PROBLEM STATEMENT
Review the material line by line. Identify and copy every line that contains the string "sách".

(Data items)
· · · · · · ·
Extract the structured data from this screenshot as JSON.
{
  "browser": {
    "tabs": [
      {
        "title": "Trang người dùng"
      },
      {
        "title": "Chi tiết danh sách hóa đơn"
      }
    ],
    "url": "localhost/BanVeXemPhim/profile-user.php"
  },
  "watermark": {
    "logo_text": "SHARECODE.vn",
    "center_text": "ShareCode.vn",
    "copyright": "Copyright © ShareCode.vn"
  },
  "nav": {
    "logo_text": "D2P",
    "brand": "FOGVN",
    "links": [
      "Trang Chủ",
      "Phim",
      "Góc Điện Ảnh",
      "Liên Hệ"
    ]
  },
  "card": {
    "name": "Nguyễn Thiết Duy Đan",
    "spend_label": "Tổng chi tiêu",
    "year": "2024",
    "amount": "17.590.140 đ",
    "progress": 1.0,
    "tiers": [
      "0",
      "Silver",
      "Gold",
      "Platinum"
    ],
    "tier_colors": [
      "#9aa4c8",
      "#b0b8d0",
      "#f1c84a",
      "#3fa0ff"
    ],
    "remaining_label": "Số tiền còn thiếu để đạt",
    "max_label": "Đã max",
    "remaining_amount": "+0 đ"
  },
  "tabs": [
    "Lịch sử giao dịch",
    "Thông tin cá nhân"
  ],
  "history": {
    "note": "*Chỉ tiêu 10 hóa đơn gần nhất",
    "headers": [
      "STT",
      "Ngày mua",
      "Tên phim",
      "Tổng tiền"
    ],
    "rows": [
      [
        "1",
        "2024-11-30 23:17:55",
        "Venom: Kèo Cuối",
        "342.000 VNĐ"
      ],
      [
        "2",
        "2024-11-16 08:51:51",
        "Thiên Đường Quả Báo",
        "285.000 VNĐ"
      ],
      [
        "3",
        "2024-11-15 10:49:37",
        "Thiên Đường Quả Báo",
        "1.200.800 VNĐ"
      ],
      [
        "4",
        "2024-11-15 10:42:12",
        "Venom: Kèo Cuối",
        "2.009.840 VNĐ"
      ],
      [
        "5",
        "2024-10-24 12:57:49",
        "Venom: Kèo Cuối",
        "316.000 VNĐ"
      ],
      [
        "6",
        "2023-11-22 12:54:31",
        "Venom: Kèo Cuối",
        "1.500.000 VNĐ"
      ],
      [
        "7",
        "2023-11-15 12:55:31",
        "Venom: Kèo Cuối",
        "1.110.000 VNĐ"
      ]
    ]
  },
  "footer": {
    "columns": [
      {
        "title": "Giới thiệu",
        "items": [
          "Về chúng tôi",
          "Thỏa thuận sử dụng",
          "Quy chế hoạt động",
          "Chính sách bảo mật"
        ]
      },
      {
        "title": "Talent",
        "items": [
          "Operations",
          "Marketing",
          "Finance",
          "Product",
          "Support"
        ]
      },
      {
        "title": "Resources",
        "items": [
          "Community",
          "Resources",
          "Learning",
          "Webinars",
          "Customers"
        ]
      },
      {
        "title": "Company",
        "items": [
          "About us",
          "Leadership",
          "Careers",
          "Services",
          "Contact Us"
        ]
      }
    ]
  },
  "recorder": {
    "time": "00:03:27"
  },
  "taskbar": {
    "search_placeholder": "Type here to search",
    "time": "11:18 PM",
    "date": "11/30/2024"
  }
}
· · · · · · ·
WRITTEN ANSWER
        "title": "Chi tiết danh sách hóa đơn"
          "Chính sách bảo mật"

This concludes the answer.